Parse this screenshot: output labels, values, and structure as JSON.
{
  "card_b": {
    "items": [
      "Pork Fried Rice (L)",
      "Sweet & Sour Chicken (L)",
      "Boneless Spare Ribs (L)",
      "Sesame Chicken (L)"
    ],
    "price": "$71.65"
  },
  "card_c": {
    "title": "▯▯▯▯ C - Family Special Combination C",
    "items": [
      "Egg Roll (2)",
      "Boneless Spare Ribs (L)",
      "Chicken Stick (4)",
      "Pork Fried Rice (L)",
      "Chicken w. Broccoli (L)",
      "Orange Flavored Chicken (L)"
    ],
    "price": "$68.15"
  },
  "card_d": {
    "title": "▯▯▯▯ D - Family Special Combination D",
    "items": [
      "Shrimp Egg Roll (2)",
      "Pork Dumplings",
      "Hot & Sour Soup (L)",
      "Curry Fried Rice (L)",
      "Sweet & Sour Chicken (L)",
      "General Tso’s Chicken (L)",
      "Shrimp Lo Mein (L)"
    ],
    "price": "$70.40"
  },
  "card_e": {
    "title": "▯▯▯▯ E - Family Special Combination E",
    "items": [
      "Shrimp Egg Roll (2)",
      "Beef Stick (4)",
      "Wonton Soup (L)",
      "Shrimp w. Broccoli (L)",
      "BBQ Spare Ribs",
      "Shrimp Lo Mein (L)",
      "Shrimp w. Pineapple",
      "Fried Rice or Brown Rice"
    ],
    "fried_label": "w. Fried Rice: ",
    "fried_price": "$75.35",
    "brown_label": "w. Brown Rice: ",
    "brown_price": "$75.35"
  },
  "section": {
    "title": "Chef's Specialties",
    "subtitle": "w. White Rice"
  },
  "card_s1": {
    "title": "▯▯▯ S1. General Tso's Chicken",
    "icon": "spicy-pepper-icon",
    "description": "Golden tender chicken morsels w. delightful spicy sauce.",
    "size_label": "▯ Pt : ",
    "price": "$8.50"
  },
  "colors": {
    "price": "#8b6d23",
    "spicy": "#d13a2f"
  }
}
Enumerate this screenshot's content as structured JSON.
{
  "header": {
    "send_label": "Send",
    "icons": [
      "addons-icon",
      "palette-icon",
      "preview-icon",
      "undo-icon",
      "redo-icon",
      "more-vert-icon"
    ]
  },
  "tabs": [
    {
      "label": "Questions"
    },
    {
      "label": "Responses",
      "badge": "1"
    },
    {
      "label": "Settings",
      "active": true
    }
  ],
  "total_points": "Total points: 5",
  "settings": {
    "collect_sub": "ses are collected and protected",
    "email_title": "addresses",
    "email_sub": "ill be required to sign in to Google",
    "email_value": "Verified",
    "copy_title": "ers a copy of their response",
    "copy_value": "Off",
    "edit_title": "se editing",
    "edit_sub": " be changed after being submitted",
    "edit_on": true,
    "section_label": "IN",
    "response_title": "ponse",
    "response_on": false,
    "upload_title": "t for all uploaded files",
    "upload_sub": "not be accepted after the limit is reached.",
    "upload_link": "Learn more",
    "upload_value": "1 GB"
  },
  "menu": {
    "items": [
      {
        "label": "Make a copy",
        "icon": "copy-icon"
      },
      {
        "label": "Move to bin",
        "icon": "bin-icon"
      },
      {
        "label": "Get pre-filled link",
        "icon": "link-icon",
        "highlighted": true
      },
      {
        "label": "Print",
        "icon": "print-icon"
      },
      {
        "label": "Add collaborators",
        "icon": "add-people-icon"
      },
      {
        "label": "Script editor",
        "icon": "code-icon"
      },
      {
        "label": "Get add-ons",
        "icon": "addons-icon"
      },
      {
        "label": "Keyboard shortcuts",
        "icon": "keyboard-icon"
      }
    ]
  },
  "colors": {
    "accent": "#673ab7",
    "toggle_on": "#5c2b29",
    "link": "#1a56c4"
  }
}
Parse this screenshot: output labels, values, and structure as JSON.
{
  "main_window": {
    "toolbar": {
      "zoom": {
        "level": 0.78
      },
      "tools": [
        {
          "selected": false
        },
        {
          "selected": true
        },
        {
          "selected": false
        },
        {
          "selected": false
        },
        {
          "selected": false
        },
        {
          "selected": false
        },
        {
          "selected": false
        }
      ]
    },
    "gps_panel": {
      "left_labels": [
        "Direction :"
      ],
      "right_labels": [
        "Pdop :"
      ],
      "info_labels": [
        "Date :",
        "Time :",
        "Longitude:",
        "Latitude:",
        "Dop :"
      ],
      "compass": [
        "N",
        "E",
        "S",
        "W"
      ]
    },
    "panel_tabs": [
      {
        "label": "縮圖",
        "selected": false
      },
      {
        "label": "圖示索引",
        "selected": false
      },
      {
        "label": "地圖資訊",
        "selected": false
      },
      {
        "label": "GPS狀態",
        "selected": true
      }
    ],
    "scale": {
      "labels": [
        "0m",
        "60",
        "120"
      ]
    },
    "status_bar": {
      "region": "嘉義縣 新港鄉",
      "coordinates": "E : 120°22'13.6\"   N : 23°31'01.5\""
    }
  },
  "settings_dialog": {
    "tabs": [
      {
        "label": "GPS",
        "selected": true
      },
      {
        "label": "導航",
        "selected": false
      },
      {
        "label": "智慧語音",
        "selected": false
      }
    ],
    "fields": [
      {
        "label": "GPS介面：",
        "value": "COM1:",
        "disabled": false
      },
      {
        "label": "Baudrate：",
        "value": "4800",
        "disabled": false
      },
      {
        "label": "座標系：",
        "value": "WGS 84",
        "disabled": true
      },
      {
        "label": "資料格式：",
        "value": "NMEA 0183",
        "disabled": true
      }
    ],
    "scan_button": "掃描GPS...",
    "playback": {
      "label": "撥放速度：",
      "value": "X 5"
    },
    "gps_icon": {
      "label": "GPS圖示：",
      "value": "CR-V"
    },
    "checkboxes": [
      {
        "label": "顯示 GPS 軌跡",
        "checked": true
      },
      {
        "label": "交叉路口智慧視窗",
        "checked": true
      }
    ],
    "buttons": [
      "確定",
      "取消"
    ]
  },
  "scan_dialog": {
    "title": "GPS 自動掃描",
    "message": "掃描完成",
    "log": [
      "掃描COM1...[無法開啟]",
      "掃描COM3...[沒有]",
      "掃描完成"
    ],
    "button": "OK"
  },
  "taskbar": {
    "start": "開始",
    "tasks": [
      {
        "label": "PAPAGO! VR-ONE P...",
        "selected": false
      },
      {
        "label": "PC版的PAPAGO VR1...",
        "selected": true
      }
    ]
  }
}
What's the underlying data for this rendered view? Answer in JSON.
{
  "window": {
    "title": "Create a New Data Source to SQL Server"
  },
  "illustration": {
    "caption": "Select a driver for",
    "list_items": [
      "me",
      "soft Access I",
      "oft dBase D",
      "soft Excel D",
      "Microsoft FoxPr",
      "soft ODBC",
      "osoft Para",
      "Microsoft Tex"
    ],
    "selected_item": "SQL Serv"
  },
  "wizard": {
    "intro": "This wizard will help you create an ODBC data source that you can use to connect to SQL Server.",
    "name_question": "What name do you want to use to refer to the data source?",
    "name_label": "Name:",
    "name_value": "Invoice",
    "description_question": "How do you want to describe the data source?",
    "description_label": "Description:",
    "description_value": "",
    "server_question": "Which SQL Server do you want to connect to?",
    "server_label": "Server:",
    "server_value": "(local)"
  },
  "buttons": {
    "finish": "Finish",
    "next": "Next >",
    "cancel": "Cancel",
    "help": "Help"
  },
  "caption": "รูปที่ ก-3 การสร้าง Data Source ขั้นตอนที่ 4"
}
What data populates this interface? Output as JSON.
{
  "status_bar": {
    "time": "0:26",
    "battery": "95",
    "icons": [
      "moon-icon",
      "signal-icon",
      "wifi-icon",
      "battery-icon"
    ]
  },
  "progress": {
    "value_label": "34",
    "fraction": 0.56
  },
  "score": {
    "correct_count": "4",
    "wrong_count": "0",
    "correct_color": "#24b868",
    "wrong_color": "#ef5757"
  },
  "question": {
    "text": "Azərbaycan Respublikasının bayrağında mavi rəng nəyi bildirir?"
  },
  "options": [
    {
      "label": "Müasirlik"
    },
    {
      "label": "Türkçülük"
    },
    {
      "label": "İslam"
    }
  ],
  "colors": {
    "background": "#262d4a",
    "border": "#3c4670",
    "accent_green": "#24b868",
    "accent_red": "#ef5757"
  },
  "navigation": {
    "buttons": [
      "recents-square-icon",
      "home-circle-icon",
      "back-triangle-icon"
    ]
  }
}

********************

* [Aim]
Go through the material and select each line with the string "want" in it.

* [Written solution]
    "name_question": "What name do you want to use to refer to the data source?",
    "description_question": "How do you want to describe the data source?",
    "server_question": "Which SQL Server do you want to connect to?",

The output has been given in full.